-- Start Input data --

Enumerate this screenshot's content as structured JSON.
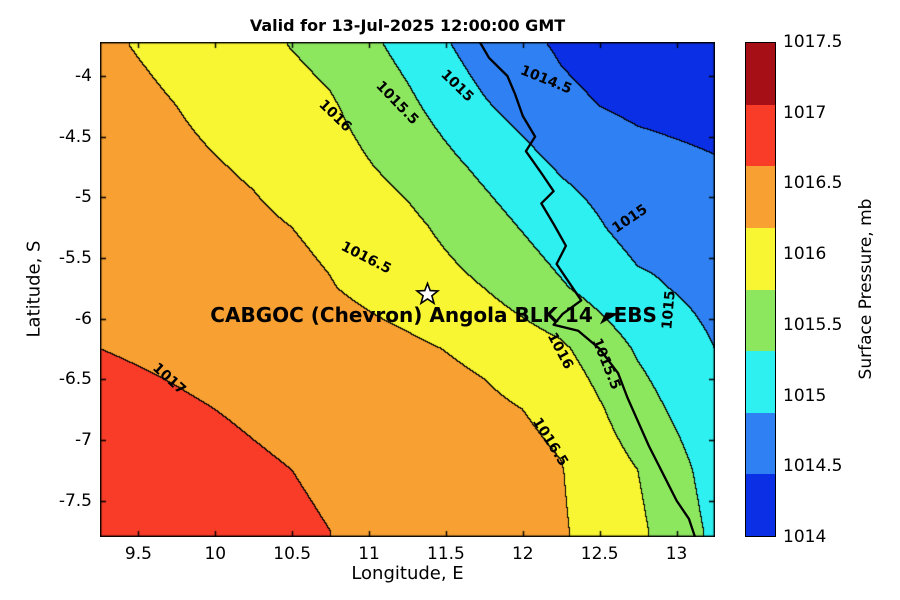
{
  "chart_data": {
    "type": "heatmap",
    "subtype": "filled_contour_map",
    "title": "Valid for 13-Jul-2025 12:00:00 GMT",
    "xlabel": "Longitude, E",
    "ylabel": "Latitude, S",
    "colorbar_label": "Surface Pressure, mb",
    "xlim": [
      9.25,
      13.25
    ],
    "ylim": [
      -7.8,
      -3.72
    ],
    "x_ticks": [
      9.5,
      10,
      10.5,
      11,
      11.5,
      12,
      12.5,
      13
    ],
    "y_ticks": [
      -4,
      -4.5,
      -5,
      -5.5,
      -6,
      -6.5,
      -7,
      -7.5
    ],
    "levels": [
      1014,
      1014.5,
      1015,
      1015.5,
      1016,
      1016.5,
      1017,
      1017.5
    ],
    "band_colors": [
      "#0a2fe4",
      "#2f80f2",
      "#2ff0f0",
      "#8ce65e",
      "#f8f532",
      "#f8a132",
      "#f83c28"
    ],
    "colorbar_colors_top_to_bottom": [
      "#a50f15",
      "#f83c28",
      "#f8a132",
      "#f8f532",
      "#8ce65e",
      "#2ff0f0",
      "#2f80f2",
      "#0a2fe4"
    ],
    "colorbar_ticks": [
      1017.5,
      1017,
      1016.5,
      1016,
      1015.5,
      1015,
      1014.5,
      1014
    ],
    "colorbar_range": [
      1014,
      1017.5
    ],
    "grid": {
      "lons": [
        9.25,
        9.75,
        10.25,
        10.75,
        11.25,
        11.75,
        12.25,
        12.75,
        13.25
      ],
      "lats": [
        -3.75,
        -4.25,
        -4.75,
        -5.25,
        -5.75,
        -6.25,
        -6.75,
        -7.25,
        -7.75
      ],
      "pressure_mb": [
        [
          1016.55,
          1016.42,
          1016.12,
          1015.85,
          1015.35,
          1014.75,
          1014.45,
          1014.25,
          1014.1
        ],
        [
          1016.62,
          1016.5,
          1016.3,
          1016.05,
          1015.6,
          1015.05,
          1014.6,
          1014.4,
          1014.3
        ],
        [
          1016.72,
          1016.6,
          1016.45,
          1016.2,
          1015.85,
          1015.4,
          1014.95,
          1014.7,
          1014.55
        ],
        [
          1016.82,
          1016.7,
          1016.58,
          1016.42,
          1016.12,
          1015.7,
          1015.25,
          1014.82,
          1014.85
        ],
        [
          1016.9,
          1016.8,
          1016.68,
          1016.52,
          1016.3,
          1016.0,
          1015.55,
          1015.1,
          1014.85
        ],
        [
          1017.0,
          1016.92,
          1016.82,
          1016.72,
          1016.58,
          1016.4,
          1016.08,
          1015.45,
          1015.0
        ],
        [
          1017.15,
          1017.05,
          1016.95,
          1016.85,
          1016.75,
          1016.6,
          1016.4,
          1015.7,
          1015.15
        ],
        [
          1017.25,
          1017.16,
          1017.05,
          1016.95,
          1016.8,
          1016.7,
          1016.52,
          1016.0,
          1015.3
        ],
        [
          1017.35,
          1017.25,
          1017.1,
          1017.0,
          1016.85,
          1016.7,
          1016.55,
          1016.1,
          1015.4
        ]
      ]
    },
    "contour_labels": [
      {
        "text": "1016",
        "lon": 10.78,
        "lat": -4.33,
        "rot": 44
      },
      {
        "text": "1015.5",
        "lon": 11.18,
        "lat": -4.22,
        "rot": 46
      },
      {
        "text": "1015",
        "lon": 11.57,
        "lat": -4.08,
        "rot": 44
      },
      {
        "text": "1014.5",
        "lon": 12.15,
        "lat": -4.03,
        "rot": 22
      },
      {
        "text": "1015",
        "lon": 12.7,
        "lat": -5.18,
        "rot": -34
      },
      {
        "text": "1015",
        "lon": 12.95,
        "lat": -5.93,
        "rot": -85
      },
      {
        "text": "1016.5",
        "lon": 10.98,
        "lat": -5.5,
        "rot": 27
      },
      {
        "text": "1017",
        "lon": 9.7,
        "lat": -6.5,
        "rot": 42
      },
      {
        "text": "1016",
        "lon": 12.24,
        "lat": -6.27,
        "rot": 62
      },
      {
        "text": "1015.5",
        "lon": 12.54,
        "lat": -6.37,
        "rot": 68
      },
      {
        "text": "1016.5",
        "lon": 12.18,
        "lat": -7.02,
        "rot": 58
      }
    ],
    "coastline": [
      [
        11.72,
        -3.72
      ],
      [
        11.78,
        -3.85
      ],
      [
        11.9,
        -4.0
      ],
      [
        11.95,
        -4.15
      ],
      [
        12.0,
        -4.33
      ],
      [
        12.08,
        -4.5
      ],
      [
        12.02,
        -4.62
      ],
      [
        12.12,
        -4.8
      ],
      [
        12.2,
        -4.95
      ],
      [
        12.12,
        -5.05
      ],
      [
        12.2,
        -5.22
      ],
      [
        12.28,
        -5.4
      ],
      [
        12.22,
        -5.55
      ],
      [
        12.3,
        -5.7
      ],
      [
        12.38,
        -5.85
      ],
      [
        12.26,
        -5.96
      ],
      [
        12.2,
        -6.05
      ],
      [
        12.36,
        -6.1
      ],
      [
        12.5,
        -6.25
      ],
      [
        12.62,
        -6.45
      ],
      [
        12.68,
        -6.65
      ],
      [
        12.75,
        -6.85
      ],
      [
        12.82,
        -7.05
      ],
      [
        12.92,
        -7.3
      ],
      [
        13.0,
        -7.5
      ],
      [
        13.08,
        -7.65
      ],
      [
        13.12,
        -7.8
      ]
    ],
    "station": {
      "label": "CABGOC (Chevron) Angola BLK 14   EBS",
      "star": {
        "lon": 11.38,
        "lat": -5.8
      },
      "label_pos": {
        "lon": 11.42,
        "lat": -5.97
      },
      "arrow": {
        "lon": 12.56,
        "lat": -5.99
      }
    }
  }
}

-- End Input data --

Reproduce the records verbatim, omitting all images they contain.

Enumerate this screenshot's content as structured JSON.
{
  "chart_data": {
    "type": "heatmap",
    "subtype": "filled_contour_map",
    "title": "Valid for 13-Jul-2025 12:00:00 GMT",
    "xlabel": "Longitude, E",
    "ylabel": "Latitude, S",
    "colorbar_label": "Surface Pressure, mb",
    "xlim": [
      9.25,
      13.25
    ],
    "ylim": [
      -7.8,
      -3.72
    ],
    "x_ticks": [
      9.5,
      10,
      10.5,
      11,
      11.5,
      12,
      12.5,
      13
    ],
    "y_ticks": [
      -4,
      -4.5,
      -5,
      -5.5,
      -6,
      -6.5,
      -7,
      -7.5
    ],
    "levels": [
      1014,
      1014.5,
      1015,
      1015.5,
      1016,
      1016.5,
      1017,
      1017.5
    ],
    "band_colors": [
      "#0a2fe4",
      "#2f80f2",
      "#2ff0f0",
      "#8ce65e",
      "#f8f532",
      "#f8a132",
      "#f83c28"
    ],
    "colorbar_colors_top_to_bottom": [
      "#a50f15",
      "#f83c28",
      "#f8a132",
      "#f8f532",
      "#8ce65e",
      "#2ff0f0",
      "#2f80f2",
      "#0a2fe4"
    ],
    "colorbar_ticks": [
      1017.5,
      1017,
      1016.5,
      1016,
      1015.5,
      1015,
      1014.5,
      1014
    ],
    "colorbar_range": [
      1014,
      1017.5
    ],
    "grid": {
      "lons": [
        9.25,
        9.75,
        10.25,
        10.75,
        11.25,
        11.75,
        12.25,
        12.75,
        13.25
      ],
      "lats": [
        -3.75,
        -4.25,
        -4.75,
        -5.25,
        -5.75,
        -6.25,
        -6.75,
        -7.25,
        -7.75
      ],
      "pressure_mb": [
        [
          1016.55,
          1016.42,
          1016.12,
          1015.85,
          1015.35,
          1014.75,
          1014.45,
          1014.25,
          1014.1
        ],
        [
          1016.62,
          1016.5,
          1016.3,
          1016.05,
          1015.6,
          1015.05,
          1014.6,
          1014.4,
          1014.3
        ],
        [
          1016.72,
          1016.6,
          1016.45,
          1016.2,
          1015.85,
          1015.4,
          1014.95,
          1014.7,
          1014.55
        ],
        [
          1016.82,
          1016.7,
          1016.58,
          1016.42,
          1016.12,
          1015.7,
          1015.25,
          1014.82,
          1014.85
        ],
        [
          1016.9,
          1016.8,
          1016.68,
          1016.52,
          1016.3,
          1016.0,
          1015.55,
          1015.1,
          1014.85
        ],
        [
          1017.0,
          1016.92,
          1016.82,
          1016.72,
          1016.58,
          1016.4,
          1016.08,
          1015.45,
          1015.0
        ],
        [
          1017.15,
          1017.05,
          1016.95,
          1016.85,
          1016.75,
          1016.6,
          1016.4,
          1015.7,
          1015.15
        ],
        [
          1017.25,
          1017.16,
          1017.05,
          1016.95,
          1016.8,
          1016.7,
          1016.52,
          1016.0,
          1015.3
        ],
        [
          1017.35,
          1017.25,
          1017.1,
          1017.0,
          1016.85,
          1016.7,
          1016.55,
          1016.1,
          1015.4
        ]
      ]
    },
    "contour_labels": [
      {
        "text": "1016",
        "lon": 10.78,
        "lat": -4.33,
        "rot": 44
      },
      {
        "text": "1015.5",
        "lon": 11.18,
        "lat": -4.22,
        "rot": 46
      },
      {
        "text": "1015",
        "lon": 11.57,
        "lat": -4.08,
        "rot": 44
      },
      {
        "text": "1014.5",
        "lon": 12.15,
        "lat": -4.03,
        "rot": 22
      },
      {
        "text": "1015",
        "lon": 12.7,
        "lat": -5.18,
        "rot": -34
      },
      {
        "text": "1015",
        "lon": 12.95,
        "lat": -5.93,
        "rot": -85
      },
      {
        "text": "1016.5",
        "lon": 10.98,
        "lat": -5.5,
        "rot": 27
      },
      {
        "text": "1017",
        "lon": 9.7,
        "lat": -6.5,
        "rot": 42
      },
      {
        "text": "1016",
        "lon": 12.24,
        "lat": -6.27,
        "rot": 62
      },
      {
        "text": "1015.5",
        "lon": 12.54,
        "lat": -6.37,
        "rot": 68
      },
      {
        "text": "1016.5",
        "lon": 12.18,
        "lat": -7.02,
        "rot": 58
      }
    ],
    "coastline": [
      [
        11.72,
        -3.72
      ],
      [
        11.78,
        -3.85
      ],
      [
        11.9,
        -4.0
      ],
      [
        11.95,
        -4.15
      ],
      [
        12.0,
        -4.33
      ],
      [
        12.08,
        -4.5
      ],
      [
        12.02,
        -4.62
      ],
      [
        12.12,
        -4.8
      ],
      [
        12.2,
        -4.95
      ],
      [
        12.12,
        -5.05
      ],
      [
        12.2,
        -5.22
      ],
      [
        12.28,
        -5.4
      ],
      [
        12.22,
        -5.55
      ],
      [
        12.3,
        -5.7
      ],
      [
        12.38,
        -5.85
      ],
      [
        12.26,
        -5.96
      ],
      [
        12.2,
        -6.05
      ],
      [
        12.36,
        -6.1
      ],
      [
        12.5,
        -6.25
      ],
      [
        12.62,
        -6.45
      ],
      [
        12.68,
        -6.65
      ],
      [
        12.75,
        -6.85
      ],
      [
        12.82,
        -7.05
      ],
      [
        12.92,
        -7.3
      ],
      [
        13.0,
        -7.5
      ],
      [
        13.08,
        -7.65
      ],
      [
        13.12,
        -7.8
      ]
    ],
    "station": {
      "label": "CABGOC (Chevron) Angola BLK 14   EBS",
      "star": {
        "lon": 11.38,
        "lat": -5.8
      },
      "label_pos": {
        "lon": 11.42,
        "lat": -5.97
      },
      "arrow": {
        "lon": 12.56,
        "lat": -5.99
      }
    }
  }
}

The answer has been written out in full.